• Task requirements
Scan the records below. List lines holding "icon".
** Start **
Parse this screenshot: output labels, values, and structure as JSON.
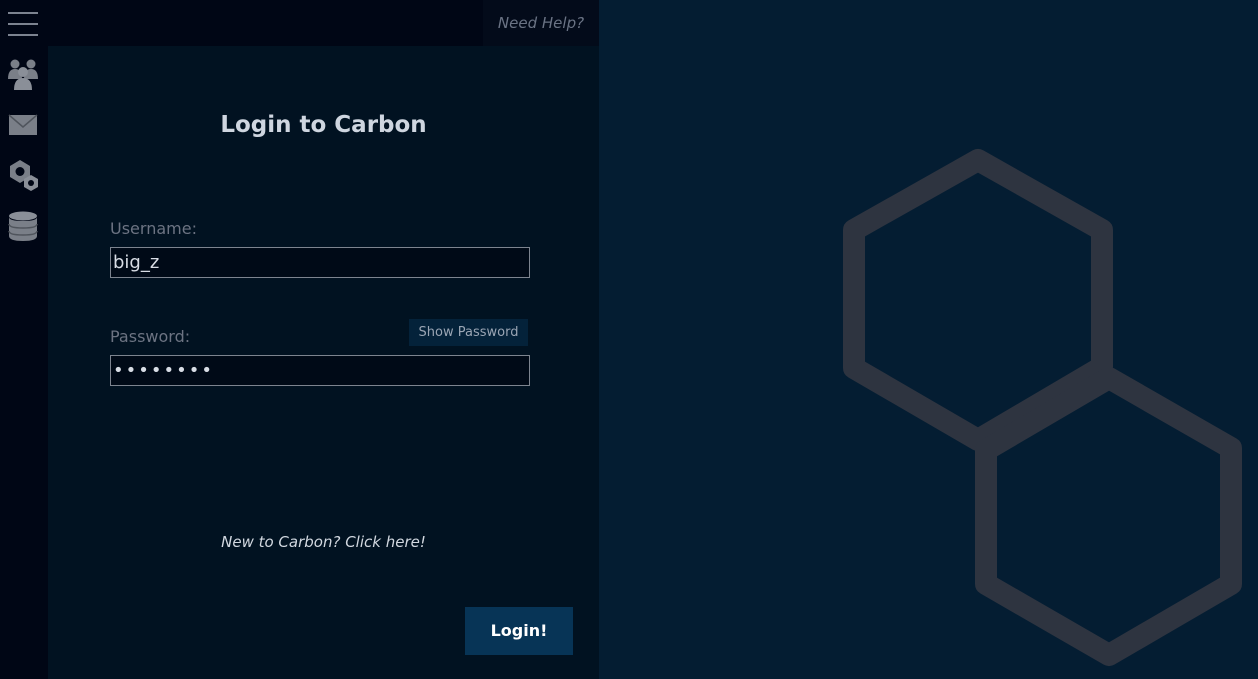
{
  "topbar": {
    "help_label": "Need Help?"
  },
  "sidebar": {
    "items": [
      {
        "icon": "hamburger-menu-icon"
      },
      {
        "icon": "users-group-icon"
      },
      {
        "icon": "mail-icon"
      },
      {
        "icon": "gears-icon"
      },
      {
        "icon": "database-icon"
      }
    ]
  },
  "login": {
    "title": "Login to Carbon",
    "username_label": "Username:",
    "username_value": "big_z",
    "password_label": "Password:",
    "password_value": "••••••••",
    "show_password_label": "Show Password",
    "new_user_link": "New to Carbon? Click here!",
    "submit_label": "Login!"
  },
  "colors": {
    "sidebar_bg": "#000615",
    "panel_bg": "#011221",
    "right_bg": "#041d32",
    "accent": "#073456",
    "hexagon": "#2e3440"
  }
}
** End **
• Solution to this exercise
        "icon": "hamburger-menu-icon"
        "icon": "users-group-icon"
        "icon": "mail-icon"
        "icon": "gears-icon"
        "icon": "database-icon"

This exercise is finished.